» **Work to do**
Scan the data beneath this task and copy each line that includes "ylabel".

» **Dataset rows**

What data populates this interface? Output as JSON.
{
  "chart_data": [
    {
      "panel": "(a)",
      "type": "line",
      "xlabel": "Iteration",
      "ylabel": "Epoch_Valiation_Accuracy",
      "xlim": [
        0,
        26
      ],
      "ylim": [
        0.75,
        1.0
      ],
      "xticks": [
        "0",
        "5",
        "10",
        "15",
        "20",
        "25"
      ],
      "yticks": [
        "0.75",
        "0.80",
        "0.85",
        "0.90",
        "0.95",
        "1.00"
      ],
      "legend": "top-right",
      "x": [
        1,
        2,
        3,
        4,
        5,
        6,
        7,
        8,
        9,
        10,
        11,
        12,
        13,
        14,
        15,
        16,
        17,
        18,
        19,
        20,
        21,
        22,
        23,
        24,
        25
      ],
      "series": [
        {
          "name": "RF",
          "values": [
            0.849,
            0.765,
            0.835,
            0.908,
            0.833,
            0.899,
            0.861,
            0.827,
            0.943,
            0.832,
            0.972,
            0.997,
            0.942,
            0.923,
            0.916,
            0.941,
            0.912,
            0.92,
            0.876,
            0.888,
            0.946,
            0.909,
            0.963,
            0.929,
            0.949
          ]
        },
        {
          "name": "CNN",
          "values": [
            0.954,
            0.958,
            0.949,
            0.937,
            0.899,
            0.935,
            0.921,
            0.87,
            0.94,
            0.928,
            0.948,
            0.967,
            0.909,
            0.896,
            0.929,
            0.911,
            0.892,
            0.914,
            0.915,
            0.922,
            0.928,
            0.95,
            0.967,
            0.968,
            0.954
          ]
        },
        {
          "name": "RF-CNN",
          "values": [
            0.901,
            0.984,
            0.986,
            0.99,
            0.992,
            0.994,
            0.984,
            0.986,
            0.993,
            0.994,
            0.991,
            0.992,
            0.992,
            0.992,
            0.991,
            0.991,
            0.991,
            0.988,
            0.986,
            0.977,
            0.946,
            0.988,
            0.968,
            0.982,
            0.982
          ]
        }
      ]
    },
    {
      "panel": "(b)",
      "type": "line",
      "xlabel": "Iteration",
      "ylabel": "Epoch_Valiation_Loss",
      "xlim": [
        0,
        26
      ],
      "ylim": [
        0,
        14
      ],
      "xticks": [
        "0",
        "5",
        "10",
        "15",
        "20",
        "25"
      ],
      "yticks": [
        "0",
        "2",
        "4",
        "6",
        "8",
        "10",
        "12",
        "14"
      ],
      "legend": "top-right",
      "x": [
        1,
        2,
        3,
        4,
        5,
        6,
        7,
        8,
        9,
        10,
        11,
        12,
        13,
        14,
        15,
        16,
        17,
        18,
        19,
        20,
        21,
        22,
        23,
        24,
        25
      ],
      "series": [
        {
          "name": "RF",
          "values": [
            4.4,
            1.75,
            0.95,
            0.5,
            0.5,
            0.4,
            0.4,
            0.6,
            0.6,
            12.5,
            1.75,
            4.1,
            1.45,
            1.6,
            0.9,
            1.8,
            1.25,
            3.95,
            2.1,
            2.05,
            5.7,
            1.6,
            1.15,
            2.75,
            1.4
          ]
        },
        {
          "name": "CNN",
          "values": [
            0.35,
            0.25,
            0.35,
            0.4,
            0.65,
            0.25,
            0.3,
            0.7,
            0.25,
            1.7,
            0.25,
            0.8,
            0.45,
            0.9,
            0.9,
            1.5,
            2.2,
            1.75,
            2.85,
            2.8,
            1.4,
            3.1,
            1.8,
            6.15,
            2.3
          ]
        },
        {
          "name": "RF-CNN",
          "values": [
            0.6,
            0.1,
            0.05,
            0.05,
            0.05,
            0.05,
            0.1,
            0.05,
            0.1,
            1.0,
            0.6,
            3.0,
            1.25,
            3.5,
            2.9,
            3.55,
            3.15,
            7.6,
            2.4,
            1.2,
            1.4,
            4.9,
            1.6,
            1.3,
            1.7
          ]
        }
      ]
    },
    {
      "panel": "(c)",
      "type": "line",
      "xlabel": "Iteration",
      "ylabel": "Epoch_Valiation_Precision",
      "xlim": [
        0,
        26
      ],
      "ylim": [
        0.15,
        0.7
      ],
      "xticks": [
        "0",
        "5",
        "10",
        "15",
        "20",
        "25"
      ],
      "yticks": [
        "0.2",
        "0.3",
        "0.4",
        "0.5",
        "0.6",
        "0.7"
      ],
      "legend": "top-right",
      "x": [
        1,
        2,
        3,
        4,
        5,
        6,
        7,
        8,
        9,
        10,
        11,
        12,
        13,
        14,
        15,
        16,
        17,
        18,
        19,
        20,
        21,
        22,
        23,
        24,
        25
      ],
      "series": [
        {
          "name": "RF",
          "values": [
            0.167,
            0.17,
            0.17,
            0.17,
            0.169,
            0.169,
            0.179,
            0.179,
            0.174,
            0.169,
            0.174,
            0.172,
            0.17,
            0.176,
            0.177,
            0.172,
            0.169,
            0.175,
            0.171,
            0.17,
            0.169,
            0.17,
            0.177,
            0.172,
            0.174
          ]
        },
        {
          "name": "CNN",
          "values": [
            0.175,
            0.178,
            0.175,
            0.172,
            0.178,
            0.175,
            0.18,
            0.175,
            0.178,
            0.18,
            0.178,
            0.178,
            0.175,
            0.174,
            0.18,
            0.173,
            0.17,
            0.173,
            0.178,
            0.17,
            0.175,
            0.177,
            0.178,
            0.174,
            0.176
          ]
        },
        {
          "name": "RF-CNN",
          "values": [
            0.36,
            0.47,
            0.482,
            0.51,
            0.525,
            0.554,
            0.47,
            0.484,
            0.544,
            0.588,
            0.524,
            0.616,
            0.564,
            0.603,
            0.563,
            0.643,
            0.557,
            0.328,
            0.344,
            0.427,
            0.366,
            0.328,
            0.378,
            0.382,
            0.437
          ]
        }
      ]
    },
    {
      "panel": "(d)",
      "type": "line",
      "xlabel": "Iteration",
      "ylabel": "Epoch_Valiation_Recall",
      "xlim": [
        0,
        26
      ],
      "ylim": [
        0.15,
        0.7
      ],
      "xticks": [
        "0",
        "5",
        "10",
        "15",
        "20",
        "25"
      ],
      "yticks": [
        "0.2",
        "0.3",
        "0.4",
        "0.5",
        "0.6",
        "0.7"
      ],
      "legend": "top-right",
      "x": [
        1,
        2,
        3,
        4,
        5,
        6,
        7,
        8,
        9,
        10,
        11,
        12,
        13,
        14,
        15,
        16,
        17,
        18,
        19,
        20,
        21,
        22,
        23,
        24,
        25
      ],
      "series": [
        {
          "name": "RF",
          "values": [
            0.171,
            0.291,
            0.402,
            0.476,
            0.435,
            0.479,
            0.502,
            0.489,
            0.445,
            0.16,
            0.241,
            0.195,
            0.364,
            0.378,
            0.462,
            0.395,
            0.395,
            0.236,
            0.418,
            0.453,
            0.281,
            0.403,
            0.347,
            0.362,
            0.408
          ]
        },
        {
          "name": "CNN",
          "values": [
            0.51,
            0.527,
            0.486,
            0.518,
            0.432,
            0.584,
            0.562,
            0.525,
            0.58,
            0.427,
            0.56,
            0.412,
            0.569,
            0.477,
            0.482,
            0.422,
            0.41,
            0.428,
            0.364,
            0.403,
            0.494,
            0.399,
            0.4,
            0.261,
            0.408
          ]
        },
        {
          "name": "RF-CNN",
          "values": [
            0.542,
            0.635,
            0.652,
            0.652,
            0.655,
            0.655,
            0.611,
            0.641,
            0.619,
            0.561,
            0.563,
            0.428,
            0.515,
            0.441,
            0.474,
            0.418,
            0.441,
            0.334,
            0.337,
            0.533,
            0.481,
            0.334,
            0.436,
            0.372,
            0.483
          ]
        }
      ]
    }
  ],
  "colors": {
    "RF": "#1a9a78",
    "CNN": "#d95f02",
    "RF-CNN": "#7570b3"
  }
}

» **Correct output**
      "ylabel": "Epoch_Valiation_Accuracy",
      "ylabel": "Epoch_Valiation_Loss",
      "ylabel": "Epoch_Valiation_Precision",
      "ylabel": "Epoch_Valiation_Recall",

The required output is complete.